# MATERIAL PROVIDED

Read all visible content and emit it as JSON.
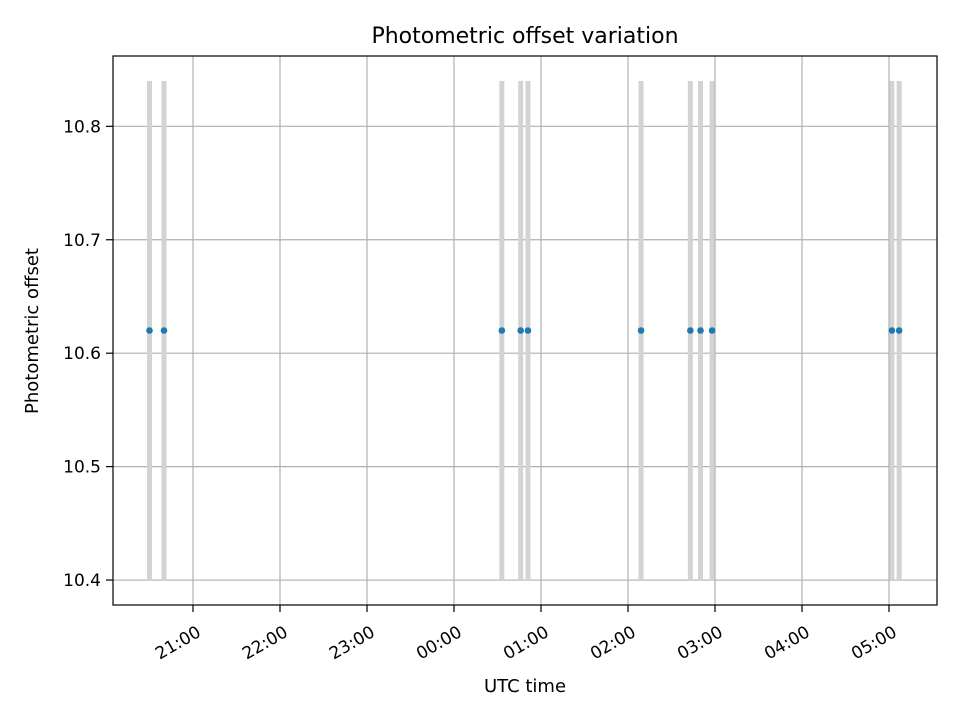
{
  "chart_data": {
    "type": "scatter",
    "title": "Photometric offset variation",
    "xlabel": "UTC time",
    "ylabel": "Photometric offset",
    "x_ticks": [
      "21:00",
      "22:00",
      "23:00",
      "00:00",
      "01:00",
      "02:00",
      "03:00",
      "04:00",
      "05:00"
    ],
    "y_ticks": [
      "10.4",
      "10.5",
      "10.6",
      "10.7",
      "10.8"
    ],
    "ylim": [
      10.378,
      10.862
    ],
    "grid": true,
    "series": [
      {
        "x": [
          "20:30",
          "20:40",
          "00:33",
          "00:46",
          "00:51",
          "02:09",
          "02:43",
          "02:50",
          "02:58",
          "05:02",
          "05:07"
        ],
        "y": [
          10.62,
          10.62,
          10.62,
          10.62,
          10.62,
          10.62,
          10.62,
          10.62,
          10.62,
          10.62,
          10.62
        ],
        "color": "#1f77b4"
      }
    ],
    "vertical_bands": {
      "ymin": 10.4,
      "ymax": 10.84,
      "color": "#d3d3d3"
    }
  }
}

# AIM
Each line in the records above should be reproduced exactly; images are not copied.

# SOLUTION TO THIS EXERCISE
Read all visible content and emit it as JSON.
{
  "chart_data": {
    "type": "scatter",
    "title": "Photometric offset variation",
    "xlabel": "UTC time",
    "ylabel": "Photometric offset",
    "x_ticks": [
      "21:00",
      "22:00",
      "23:00",
      "00:00",
      "01:00",
      "02:00",
      "03:00",
      "04:00",
      "05:00"
    ],
    "y_ticks": [
      "10.4",
      "10.5",
      "10.6",
      "10.7",
      "10.8"
    ],
    "ylim": [
      10.378,
      10.862
    ],
    "grid": true,
    "series": [
      {
        "x": [
          "20:30",
          "20:40",
          "00:33",
          "00:46",
          "00:51",
          "02:09",
          "02:43",
          "02:50",
          "02:58",
          "05:02",
          "05:07"
        ],
        "y": [
          10.62,
          10.62,
          10.62,
          10.62,
          10.62,
          10.62,
          10.62,
          10.62,
          10.62,
          10.62,
          10.62
        ],
        "color": "#1f77b4"
      }
    ],
    "vertical_bands": {
      "ymin": 10.4,
      "ymax": 10.84,
      "color": "#d3d3d3"
    }
  }
}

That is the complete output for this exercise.